** AIM OF THE EXERCISE **
List each line in which the string "dùng" appears.

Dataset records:
··········

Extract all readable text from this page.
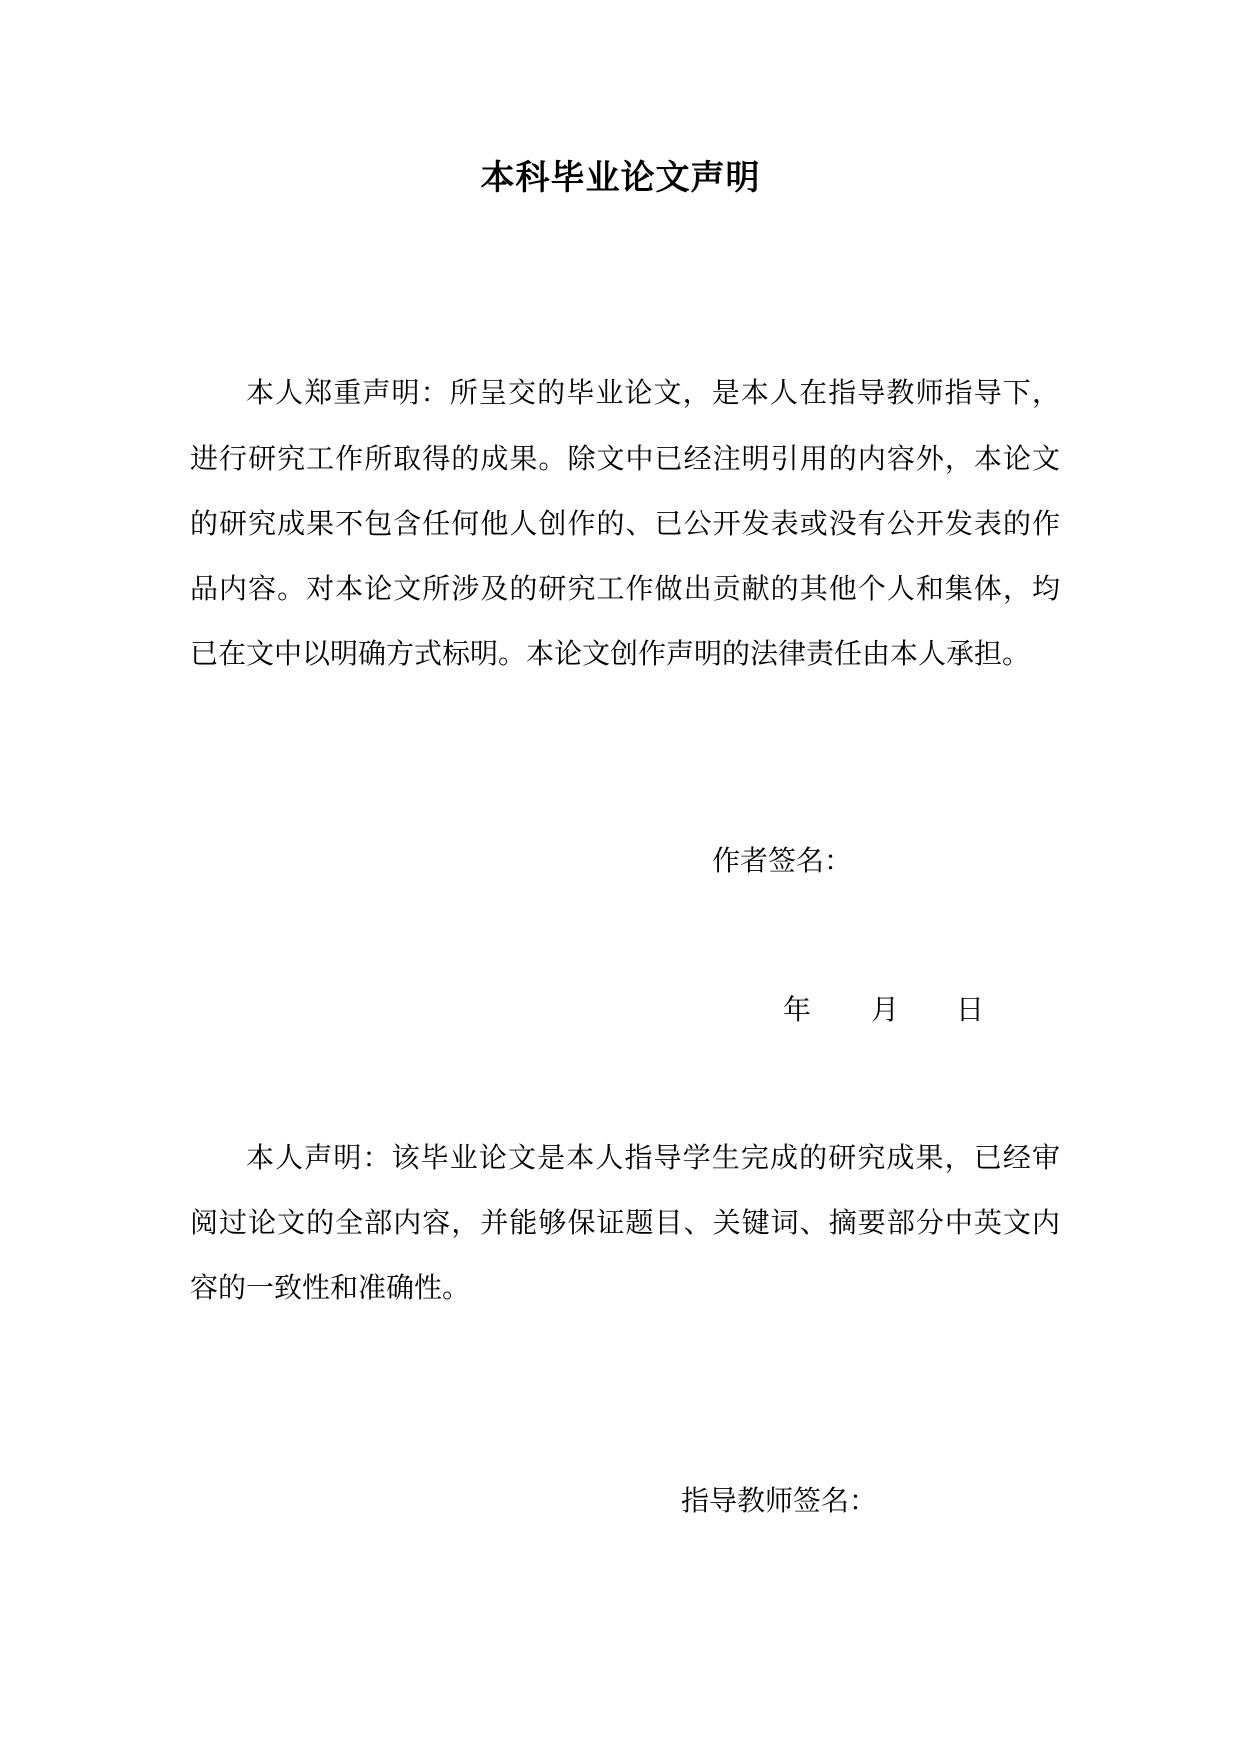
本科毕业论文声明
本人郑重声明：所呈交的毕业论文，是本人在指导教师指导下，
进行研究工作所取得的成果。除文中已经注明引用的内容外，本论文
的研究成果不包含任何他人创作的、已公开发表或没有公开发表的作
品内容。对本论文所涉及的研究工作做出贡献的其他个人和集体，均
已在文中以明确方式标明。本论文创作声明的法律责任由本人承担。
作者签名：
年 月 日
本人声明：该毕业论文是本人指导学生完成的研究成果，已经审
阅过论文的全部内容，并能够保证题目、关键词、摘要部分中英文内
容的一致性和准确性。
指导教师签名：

··········

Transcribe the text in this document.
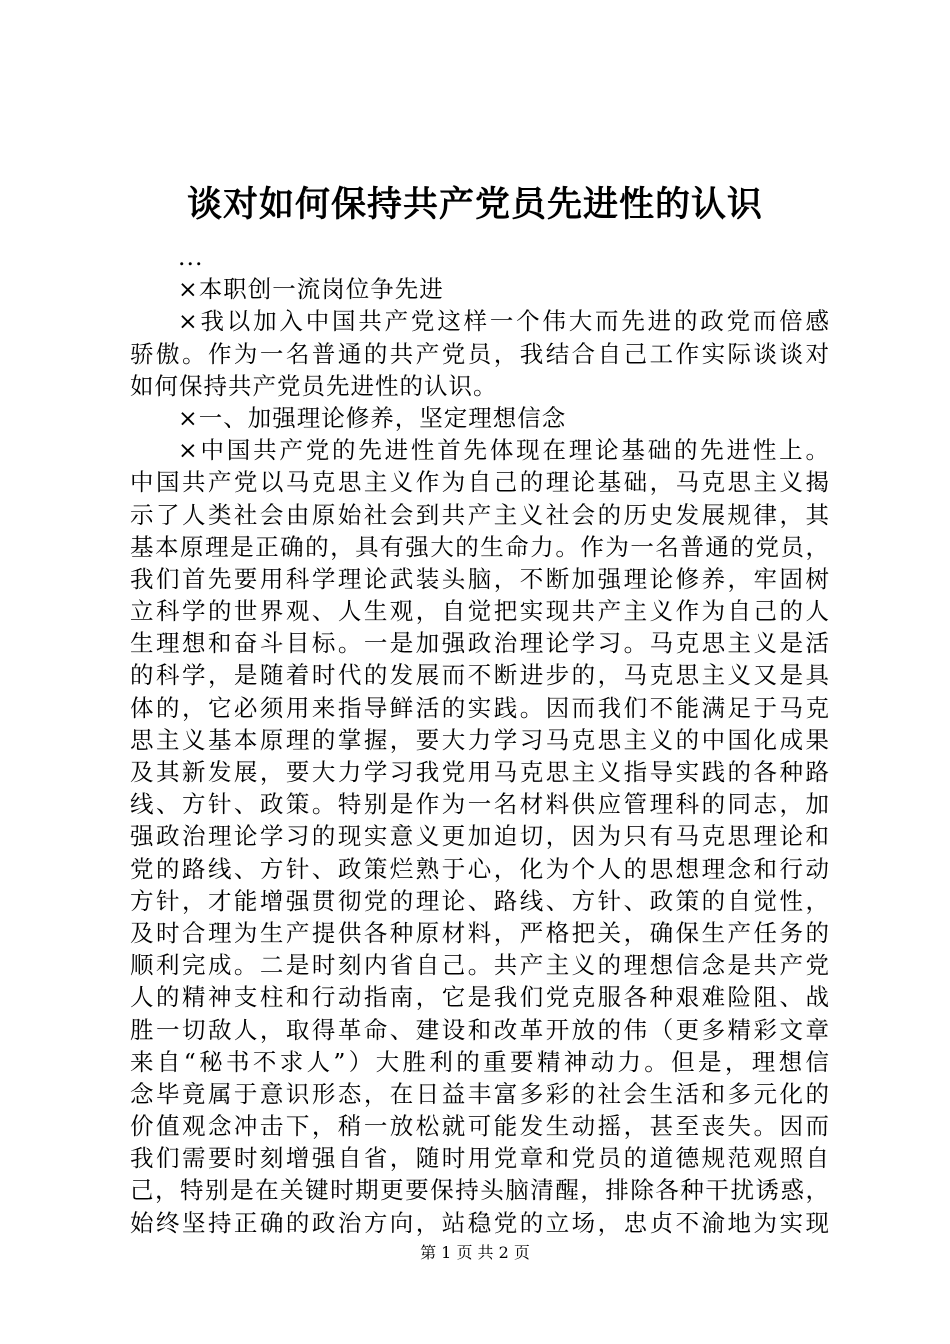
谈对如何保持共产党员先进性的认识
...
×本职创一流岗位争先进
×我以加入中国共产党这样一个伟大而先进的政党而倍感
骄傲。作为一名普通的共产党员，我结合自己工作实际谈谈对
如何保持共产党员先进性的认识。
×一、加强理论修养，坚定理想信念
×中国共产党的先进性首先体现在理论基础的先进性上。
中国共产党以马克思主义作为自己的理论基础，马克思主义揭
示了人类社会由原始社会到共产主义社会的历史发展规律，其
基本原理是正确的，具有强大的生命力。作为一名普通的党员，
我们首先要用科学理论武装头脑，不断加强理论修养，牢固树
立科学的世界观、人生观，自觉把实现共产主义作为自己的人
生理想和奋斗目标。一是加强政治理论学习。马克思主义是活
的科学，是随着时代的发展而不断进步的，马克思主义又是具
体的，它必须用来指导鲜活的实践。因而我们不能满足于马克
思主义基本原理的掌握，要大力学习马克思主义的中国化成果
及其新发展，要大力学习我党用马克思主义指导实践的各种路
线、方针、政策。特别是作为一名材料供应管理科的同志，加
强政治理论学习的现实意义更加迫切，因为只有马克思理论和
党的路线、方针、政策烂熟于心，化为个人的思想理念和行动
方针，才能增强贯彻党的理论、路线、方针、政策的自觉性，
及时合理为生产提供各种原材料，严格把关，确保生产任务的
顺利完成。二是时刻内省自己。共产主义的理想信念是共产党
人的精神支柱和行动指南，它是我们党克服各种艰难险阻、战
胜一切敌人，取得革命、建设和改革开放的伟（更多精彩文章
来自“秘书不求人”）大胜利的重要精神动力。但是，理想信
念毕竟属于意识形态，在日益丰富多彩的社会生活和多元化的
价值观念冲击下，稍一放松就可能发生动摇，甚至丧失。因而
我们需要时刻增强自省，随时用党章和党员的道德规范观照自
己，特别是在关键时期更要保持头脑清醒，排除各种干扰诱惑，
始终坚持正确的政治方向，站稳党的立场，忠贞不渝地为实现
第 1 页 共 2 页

··········

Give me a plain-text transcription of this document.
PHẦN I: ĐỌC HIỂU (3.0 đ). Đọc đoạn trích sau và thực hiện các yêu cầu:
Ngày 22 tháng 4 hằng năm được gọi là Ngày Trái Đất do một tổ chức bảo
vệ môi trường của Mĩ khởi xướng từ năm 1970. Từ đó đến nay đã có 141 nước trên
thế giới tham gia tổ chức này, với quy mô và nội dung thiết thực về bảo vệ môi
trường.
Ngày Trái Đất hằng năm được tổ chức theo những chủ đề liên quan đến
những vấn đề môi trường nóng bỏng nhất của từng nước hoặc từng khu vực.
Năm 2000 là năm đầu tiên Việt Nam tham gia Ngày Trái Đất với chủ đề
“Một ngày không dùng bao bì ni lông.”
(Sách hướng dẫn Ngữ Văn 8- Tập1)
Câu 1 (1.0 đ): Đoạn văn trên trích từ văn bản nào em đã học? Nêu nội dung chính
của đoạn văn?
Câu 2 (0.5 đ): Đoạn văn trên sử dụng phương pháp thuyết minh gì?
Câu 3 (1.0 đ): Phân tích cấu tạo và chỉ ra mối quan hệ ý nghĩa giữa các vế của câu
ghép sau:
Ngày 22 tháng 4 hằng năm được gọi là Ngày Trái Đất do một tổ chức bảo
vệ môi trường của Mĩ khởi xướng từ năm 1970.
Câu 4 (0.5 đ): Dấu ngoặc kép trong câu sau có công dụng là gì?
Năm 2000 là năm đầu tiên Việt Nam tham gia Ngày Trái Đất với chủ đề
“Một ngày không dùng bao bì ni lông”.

··········

** ANSWER **
“Một ngày không dùng bao bì ni lông.”
“Một ngày không dùng bao bì ni lông”.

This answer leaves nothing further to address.